STORED ROWS

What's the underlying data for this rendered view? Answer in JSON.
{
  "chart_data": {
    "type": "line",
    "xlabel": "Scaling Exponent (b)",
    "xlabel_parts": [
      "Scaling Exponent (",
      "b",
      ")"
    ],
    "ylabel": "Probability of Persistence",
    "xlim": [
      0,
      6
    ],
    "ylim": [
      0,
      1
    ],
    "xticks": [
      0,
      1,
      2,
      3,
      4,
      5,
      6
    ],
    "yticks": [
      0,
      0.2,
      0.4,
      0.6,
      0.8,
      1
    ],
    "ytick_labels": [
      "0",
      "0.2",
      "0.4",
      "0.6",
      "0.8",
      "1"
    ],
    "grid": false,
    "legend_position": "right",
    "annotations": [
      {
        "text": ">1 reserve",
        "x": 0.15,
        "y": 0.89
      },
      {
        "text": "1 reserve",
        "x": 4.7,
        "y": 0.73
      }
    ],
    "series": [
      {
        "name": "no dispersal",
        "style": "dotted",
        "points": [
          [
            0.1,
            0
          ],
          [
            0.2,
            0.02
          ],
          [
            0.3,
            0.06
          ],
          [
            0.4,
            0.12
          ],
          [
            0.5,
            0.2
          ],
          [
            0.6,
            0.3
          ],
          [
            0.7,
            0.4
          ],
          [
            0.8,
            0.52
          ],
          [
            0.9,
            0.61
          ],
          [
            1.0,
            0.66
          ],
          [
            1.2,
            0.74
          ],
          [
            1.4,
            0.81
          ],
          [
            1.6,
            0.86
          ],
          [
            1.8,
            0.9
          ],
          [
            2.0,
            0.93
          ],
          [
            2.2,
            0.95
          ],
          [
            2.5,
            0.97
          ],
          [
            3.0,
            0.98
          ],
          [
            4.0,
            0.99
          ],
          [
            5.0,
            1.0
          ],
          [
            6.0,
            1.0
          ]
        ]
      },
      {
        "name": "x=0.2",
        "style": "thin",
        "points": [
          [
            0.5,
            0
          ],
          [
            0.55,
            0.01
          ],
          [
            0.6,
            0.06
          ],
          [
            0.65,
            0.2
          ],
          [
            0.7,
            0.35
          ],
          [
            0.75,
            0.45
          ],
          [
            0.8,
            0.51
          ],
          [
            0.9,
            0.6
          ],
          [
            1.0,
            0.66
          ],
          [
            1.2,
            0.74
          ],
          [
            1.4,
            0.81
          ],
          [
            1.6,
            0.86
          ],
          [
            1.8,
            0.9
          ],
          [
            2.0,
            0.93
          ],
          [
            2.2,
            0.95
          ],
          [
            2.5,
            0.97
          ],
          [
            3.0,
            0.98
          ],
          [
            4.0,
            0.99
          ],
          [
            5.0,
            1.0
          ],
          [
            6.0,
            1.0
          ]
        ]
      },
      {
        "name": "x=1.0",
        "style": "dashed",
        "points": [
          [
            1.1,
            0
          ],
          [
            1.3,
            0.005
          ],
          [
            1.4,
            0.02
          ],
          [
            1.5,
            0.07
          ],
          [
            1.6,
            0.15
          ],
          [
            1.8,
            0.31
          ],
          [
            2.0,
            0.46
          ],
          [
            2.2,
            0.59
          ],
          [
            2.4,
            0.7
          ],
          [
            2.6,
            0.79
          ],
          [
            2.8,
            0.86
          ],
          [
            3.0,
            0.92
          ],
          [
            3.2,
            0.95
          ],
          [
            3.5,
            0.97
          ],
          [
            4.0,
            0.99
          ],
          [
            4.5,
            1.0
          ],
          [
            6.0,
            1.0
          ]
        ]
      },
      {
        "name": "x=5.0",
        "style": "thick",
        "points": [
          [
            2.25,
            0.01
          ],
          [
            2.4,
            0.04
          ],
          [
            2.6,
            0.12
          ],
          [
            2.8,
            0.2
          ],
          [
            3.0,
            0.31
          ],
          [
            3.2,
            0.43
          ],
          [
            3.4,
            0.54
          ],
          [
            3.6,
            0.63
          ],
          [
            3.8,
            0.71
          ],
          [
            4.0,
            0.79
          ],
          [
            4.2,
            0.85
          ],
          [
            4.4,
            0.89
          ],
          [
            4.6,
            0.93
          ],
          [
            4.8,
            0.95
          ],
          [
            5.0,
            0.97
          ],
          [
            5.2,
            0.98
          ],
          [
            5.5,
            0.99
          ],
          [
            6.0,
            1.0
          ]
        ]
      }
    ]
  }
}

GOAL
Quote all of the entries exactly as they appear.

RIGHT ANSWER
What's the underlying data for this rendered view? Answer in JSON.
{
  "chart_data": {
    "type": "line",
    "xlabel": "Scaling Exponent (b)",
    "xlabel_parts": [
      "Scaling Exponent (",
      "b",
      ")"
    ],
    "ylabel": "Probability of Persistence",
    "xlim": [
      0,
      6
    ],
    "ylim": [
      0,
      1
    ],
    "xticks": [
      0,
      1,
      2,
      3,
      4,
      5,
      6
    ],
    "yticks": [
      0,
      0.2,
      0.4,
      0.6,
      0.8,
      1
    ],
    "ytick_labels": [
      "0",
      "0.2",
      "0.4",
      "0.6",
      "0.8",
      "1"
    ],
    "grid": false,
    "legend_position": "right",
    "annotations": [
      {
        "text": ">1 reserve",
        "x": 0.15,
        "y": 0.89
      },
      {
        "text": "1 reserve",
        "x": 4.7,
        "y": 0.73
      }
    ],
    "series": [
      {
        "name": "no dispersal",
        "style": "dotted",
        "points": [
          [
            0.1,
            0
          ],
          [
            0.2,
            0.02
          ],
          [
            0.3,
            0.06
          ],
          [
            0.4,
            0.12
          ],
          [
            0.5,
            0.2
          ],
          [
            0.6,
            0.3
          ],
          [
            0.7,
            0.4
          ],
          [
            0.8,
            0.52
          ],
          [
            0.9,
            0.61
          ],
          [
            1.0,
            0.66
          ],
          [
            1.2,
            0.74
          ],
          [
            1.4,
            0.81
          ],
          [
            1.6,
            0.86
          ],
          [
            1.8,
            0.9
          ],
          [
            2.0,
            0.93
          ],
          [
            2.2,
            0.95
          ],
          [
            2.5,
            0.97
          ],
          [
            3.0,
            0.98
          ],
          [
            4.0,
            0.99
          ],
          [
            5.0,
            1.0
          ],
          [
            6.0,
            1.0
          ]
        ]
      },
      {
        "name": "x=0.2",
        "style": "thin",
        "points": [
          [
            0.5,
            0
          ],
          [
            0.55,
            0.01
          ],
          [
            0.6,
            0.06
          ],
          [
            0.65,
            0.2
          ],
          [
            0.7,
            0.35
          ],
          [
            0.75,
            0.45
          ],
          [
            0.8,
            0.51
          ],
          [
            0.9,
            0.6
          ],
          [
            1.0,
            0.66
          ],
          [
            1.2,
            0.74
          ],
          [
            1.4,
            0.81
          ],
          [
            1.6,
            0.86
          ],
          [
            1.8,
            0.9
          ],
          [
            2.0,
            0.93
          ],
          [
            2.2,
            0.95
          ],
          [
            2.5,
            0.97
          ],
          [
            3.0,
            0.98
          ],
          [
            4.0,
            0.99
          ],
          [
            5.0,
            1.0
          ],
          [
            6.0,
            1.0
          ]
        ]
      },
      {
        "name": "x=1.0",
        "style": "dashed",
        "points": [
          [
            1.1,
            0
          ],
          [
            1.3,
            0.005
          ],
          [
            1.4,
            0.02
          ],
          [
            1.5,
            0.07
          ],
          [
            1.6,
            0.15
          ],
          [
            1.8,
            0.31
          ],
          [
            2.0,
            0.46
          ],
          [
            2.2,
            0.59
          ],
          [
            2.4,
            0.7
          ],
          [
            2.6,
            0.79
          ],
          [
            2.8,
            0.86
          ],
          [
            3.0,
            0.92
          ],
          [
            3.2,
            0.95
          ],
          [
            3.5,
            0.97
          ],
          [
            4.0,
            0.99
          ],
          [
            4.5,
            1.0
          ],
          [
            6.0,
            1.0
          ]
        ]
      },
      {
        "name": "x=5.0",
        "style": "thick",
        "points": [
          [
            2.25,
            0.01
          ],
          [
            2.4,
            0.04
          ],
          [
            2.6,
            0.12
          ],
          [
            2.8,
            0.2
          ],
          [
            3.0,
            0.31
          ],
          [
            3.2,
            0.43
          ],
          [
            3.4,
            0.54
          ],
          [
            3.6,
            0.63
          ],
          [
            3.8,
            0.71
          ],
          [
            4.0,
            0.79
          ],
          [
            4.2,
            0.85
          ],
          [
            4.4,
            0.89
          ],
          [
            4.6,
            0.93
          ],
          [
            4.8,
            0.95
          ],
          [
            5.0,
            0.97
          ],
          [
            5.2,
            0.98
          ],
          [
            5.5,
            0.99
          ],
          [
            6.0,
            1.0
          ]
        ]
      }
    ]
  }
}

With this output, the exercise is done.